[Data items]
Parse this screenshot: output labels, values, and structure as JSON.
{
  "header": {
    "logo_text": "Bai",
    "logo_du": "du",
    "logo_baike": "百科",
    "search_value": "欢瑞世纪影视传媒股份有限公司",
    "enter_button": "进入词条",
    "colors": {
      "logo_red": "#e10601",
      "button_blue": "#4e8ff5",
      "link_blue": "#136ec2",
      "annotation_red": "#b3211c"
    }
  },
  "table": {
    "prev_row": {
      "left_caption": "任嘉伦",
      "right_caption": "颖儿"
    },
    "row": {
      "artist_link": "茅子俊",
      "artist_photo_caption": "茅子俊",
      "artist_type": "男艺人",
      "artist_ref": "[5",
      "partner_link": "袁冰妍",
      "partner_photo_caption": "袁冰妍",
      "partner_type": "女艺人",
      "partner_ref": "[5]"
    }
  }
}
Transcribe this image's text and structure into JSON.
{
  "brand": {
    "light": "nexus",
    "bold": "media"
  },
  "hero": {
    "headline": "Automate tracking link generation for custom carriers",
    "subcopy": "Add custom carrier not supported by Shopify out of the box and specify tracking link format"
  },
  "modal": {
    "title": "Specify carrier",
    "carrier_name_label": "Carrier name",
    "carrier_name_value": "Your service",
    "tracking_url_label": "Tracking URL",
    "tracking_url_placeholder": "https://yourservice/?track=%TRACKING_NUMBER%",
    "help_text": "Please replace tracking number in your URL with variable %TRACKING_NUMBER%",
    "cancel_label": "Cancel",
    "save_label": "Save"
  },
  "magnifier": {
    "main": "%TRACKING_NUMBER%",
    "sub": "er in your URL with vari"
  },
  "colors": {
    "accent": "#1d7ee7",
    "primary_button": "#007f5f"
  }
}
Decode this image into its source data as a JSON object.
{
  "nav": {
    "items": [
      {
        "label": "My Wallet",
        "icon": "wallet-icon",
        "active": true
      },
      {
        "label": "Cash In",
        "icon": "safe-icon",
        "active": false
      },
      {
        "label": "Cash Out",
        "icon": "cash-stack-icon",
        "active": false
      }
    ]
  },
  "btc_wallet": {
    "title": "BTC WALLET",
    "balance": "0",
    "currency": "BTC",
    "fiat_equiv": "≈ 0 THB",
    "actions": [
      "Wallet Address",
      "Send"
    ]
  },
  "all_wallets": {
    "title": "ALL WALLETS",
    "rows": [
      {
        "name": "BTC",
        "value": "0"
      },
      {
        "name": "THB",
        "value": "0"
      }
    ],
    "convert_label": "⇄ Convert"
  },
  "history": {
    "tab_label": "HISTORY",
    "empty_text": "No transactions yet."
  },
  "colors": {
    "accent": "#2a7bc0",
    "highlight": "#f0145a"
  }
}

_What the exercise asks_:
Extract every entry above as it appears.

_Task answer_:
Parse this screenshot: output labels, values, and structure as JSON.
{
  "header": {
    "logo_text": "Bai",
    "logo_du": "du",
    "logo_baike": "百科",
    "search_value": "欢瑞世纪影视传媒股份有限公司",
    "enter_button": "进入词条",
    "colors": {
      "logo_red": "#e10601",
      "button_blue": "#4e8ff5",
      "link_blue": "#136ec2",
      "annotation_red": "#b3211c"
    }
  },
  "table": {
    "prev_row": {
      "left_caption": "任嘉伦",
      "right_caption": "颖儿"
    },
    "row": {
      "artist_link": "茅子俊",
      "artist_photo_caption": "茅子俊",
      "artist_type": "男艺人",
      "artist_ref": "[5",
      "partner_link": "袁冰妍",
      "partner_photo_caption": "袁冰妍",
      "partner_type": "女艺人",
      "partner_ref": "[5]"
    }
  }
}
Transcribe this image's text and structure into JSON.
{
  "brand": {
    "light": "nexus",
    "bold": "media"
  },
  "hero": {
    "headline": "Automate tracking link generation for custom carriers",
    "subcopy": "Add custom carrier not supported by Shopify out of the box and specify tracking link format"
  },
  "modal": {
    "title": "Specify carrier",
    "carrier_name_label": "Carrier name",
    "carrier_name_value": "Your service",
    "tracking_url_label": "Tracking URL",
    "tracking_url_placeholder": "https://yourservice/?track=%TRACKING_NUMBER%",
    "help_text": "Please replace tracking number in your URL with variable %TRACKING_NUMBER%",
    "cancel_label": "Cancel",
    "save_label": "Save"
  },
  "magnifier": {
    "main": "%TRACKING_NUMBER%",
    "sub": "er in your URL with vari"
  },
  "colors": {
    "accent": "#1d7ee7",
    "primary_button": "#007f5f"
  }
}
Decode this image into its source data as a JSON object.
{
  "nav": {
    "items": [
      {
        "label": "My Wallet",
        "icon": "wallet-icon",
        "active": true
      },
      {
        "label": "Cash In",
        "icon": "safe-icon",
        "active": false
      },
      {
        "label": "Cash Out",
        "icon": "cash-stack-icon",
        "active": false
      }
    ]
  },
  "btc_wallet": {
    "title": "BTC WALLET",
    "balance": "0",
    "currency": "BTC",
    "fiat_equiv": "≈ 0 THB",
    "actions": [
      "Wallet Address",
      "Send"
    ]
  },
  "all_wallets": {
    "title": "ALL WALLETS",
    "rows": [
      {
        "name": "BTC",
        "value": "0"
      },
      {
        "name": "THB",
        "value": "0"
      }
    ],
    "convert_label": "⇄ Convert"
  },
  "history": {
    "tab_label": "HISTORY",
    "empty_text": "No transactions yet."
  },
  "colors": {
    "accent": "#2a7bc0",
    "highlight": "#f0145a"
  }
}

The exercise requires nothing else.